Extracted records
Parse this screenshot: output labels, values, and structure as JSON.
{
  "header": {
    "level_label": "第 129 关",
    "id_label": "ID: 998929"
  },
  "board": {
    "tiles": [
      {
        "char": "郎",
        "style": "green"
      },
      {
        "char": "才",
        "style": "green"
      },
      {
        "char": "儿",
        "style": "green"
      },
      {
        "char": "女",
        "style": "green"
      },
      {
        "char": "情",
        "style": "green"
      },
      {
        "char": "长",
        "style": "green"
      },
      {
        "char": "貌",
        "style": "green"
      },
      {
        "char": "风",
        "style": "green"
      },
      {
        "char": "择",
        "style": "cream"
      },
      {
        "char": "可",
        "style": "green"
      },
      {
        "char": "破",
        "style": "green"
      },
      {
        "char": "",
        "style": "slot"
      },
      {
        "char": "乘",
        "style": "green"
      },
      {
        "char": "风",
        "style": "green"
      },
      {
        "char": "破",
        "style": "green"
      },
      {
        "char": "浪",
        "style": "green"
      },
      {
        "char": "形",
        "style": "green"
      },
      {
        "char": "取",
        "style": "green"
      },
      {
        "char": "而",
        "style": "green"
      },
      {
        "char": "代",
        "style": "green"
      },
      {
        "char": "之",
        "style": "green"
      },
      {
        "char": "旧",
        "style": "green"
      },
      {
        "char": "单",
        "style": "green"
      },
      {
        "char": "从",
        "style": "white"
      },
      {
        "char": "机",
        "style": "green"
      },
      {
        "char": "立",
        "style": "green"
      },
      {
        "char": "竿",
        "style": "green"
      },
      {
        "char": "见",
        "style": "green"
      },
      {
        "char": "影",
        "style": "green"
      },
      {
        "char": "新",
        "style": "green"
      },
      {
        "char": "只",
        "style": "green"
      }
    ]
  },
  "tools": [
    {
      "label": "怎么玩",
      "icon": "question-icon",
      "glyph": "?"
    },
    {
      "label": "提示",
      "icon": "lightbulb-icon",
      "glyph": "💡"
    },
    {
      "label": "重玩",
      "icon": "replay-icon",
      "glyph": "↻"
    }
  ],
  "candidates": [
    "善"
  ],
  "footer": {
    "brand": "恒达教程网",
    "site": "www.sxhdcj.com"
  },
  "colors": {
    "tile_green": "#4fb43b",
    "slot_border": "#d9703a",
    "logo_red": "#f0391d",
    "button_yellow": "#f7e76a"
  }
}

■ TASK OBJECTIVE: Write out the material exactly as given.

■ FINISHED EXERCISE:
Parse this screenshot: output labels, values, and structure as JSON.
{
  "header": {
    "level_label": "第 129 关",
    "id_label": "ID: 998929"
  },
  "board": {
    "tiles": [
      {
        "char": "郎",
        "style": "green"
      },
      {
        "char": "才",
        "style": "green"
      },
      {
        "char": "儿",
        "style": "green"
      },
      {
        "char": "女",
        "style": "green"
      },
      {
        "char": "情",
        "style": "green"
      },
      {
        "char": "长",
        "style": "green"
      },
      {
        "char": "貌",
        "style": "green"
      },
      {
        "char": "风",
        "style": "green"
      },
      {
        "char": "择",
        "style": "cream"
      },
      {
        "char": "可",
        "style": "green"
      },
      {
        "char": "破",
        "style": "green"
      },
      {
        "char": "",
        "style": "slot"
      },
      {
        "char": "乘",
        "style": "green"
      },
      {
        "char": "风",
        "style": "green"
      },
      {
        "char": "破",
        "style": "green"
      },
      {
        "char": "浪",
        "style": "green"
      },
      {
        "char": "形",
        "style": "green"
      },
      {
        "char": "取",
        "style": "green"
      },
      {
        "char": "而",
        "style": "green"
      },
      {
        "char": "代",
        "style": "green"
      },
      {
        "char": "之",
        "style": "green"
      },
      {
        "char": "旧",
        "style": "green"
      },
      {
        "char": "单",
        "style": "green"
      },
      {
        "char": "从",
        "style": "white"
      },
      {
        "char": "机",
        "style": "green"
      },
      {
        "char": "立",
        "style": "green"
      },
      {
        "char": "竿",
        "style": "green"
      },
      {
        "char": "见",
        "style": "green"
      },
      {
        "char": "影",
        "style": "green"
      },
      {
        "char": "新",
        "style": "green"
      },
      {
        "char": "只",
        "style": "green"
      }
    ]
  },
  "tools": [
    {
      "label": "怎么玩",
      "icon": "question-icon",
      "glyph": "?"
    },
    {
      "label": "提示",
      "icon": "lightbulb-icon",
      "glyph": "💡"
    },
    {
      "label": "重玩",
      "icon": "replay-icon",
      "glyph": "↻"
    }
  ],
  "candidates": [
    "善"
  ],
  "footer": {
    "brand": "恒达教程网",
    "site": "www.sxhdcj.com"
  },
  "colors": {
    "tile_green": "#4fb43b",
    "slot_border": "#d9703a",
    "logo_red": "#f0391d",
    "button_yellow": "#f7e76a"
  }
}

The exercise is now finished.